Extract each line where the string "text" shows up.

[Data excerpts]
------------------------------
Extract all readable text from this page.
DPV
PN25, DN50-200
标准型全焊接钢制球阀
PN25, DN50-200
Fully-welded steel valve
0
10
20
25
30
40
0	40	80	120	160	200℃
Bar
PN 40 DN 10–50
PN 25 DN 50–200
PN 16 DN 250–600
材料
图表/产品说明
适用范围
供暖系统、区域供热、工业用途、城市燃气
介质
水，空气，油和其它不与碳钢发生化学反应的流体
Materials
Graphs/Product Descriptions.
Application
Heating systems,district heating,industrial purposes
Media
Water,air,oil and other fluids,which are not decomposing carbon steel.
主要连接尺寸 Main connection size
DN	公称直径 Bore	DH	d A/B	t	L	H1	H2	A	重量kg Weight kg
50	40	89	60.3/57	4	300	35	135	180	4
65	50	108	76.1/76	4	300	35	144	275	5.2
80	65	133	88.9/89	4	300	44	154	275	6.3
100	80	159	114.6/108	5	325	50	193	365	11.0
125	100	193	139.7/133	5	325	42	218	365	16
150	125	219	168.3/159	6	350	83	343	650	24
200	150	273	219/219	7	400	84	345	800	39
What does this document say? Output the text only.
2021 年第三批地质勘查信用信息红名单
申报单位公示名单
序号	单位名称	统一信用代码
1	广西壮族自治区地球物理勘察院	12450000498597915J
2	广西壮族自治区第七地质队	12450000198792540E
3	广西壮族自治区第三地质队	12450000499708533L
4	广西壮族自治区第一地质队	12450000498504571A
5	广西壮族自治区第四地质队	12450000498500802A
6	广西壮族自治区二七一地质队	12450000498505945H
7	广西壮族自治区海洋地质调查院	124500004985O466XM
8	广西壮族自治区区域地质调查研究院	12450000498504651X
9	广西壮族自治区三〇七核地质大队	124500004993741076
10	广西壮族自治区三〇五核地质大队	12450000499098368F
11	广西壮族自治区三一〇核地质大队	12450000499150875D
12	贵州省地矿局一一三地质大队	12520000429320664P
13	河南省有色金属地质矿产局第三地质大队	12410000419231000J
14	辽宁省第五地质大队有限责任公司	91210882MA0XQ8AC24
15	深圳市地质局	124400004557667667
------------------------------
• RESPONSE:
Extract all readable text from this page.
What does this document say? Output the text only.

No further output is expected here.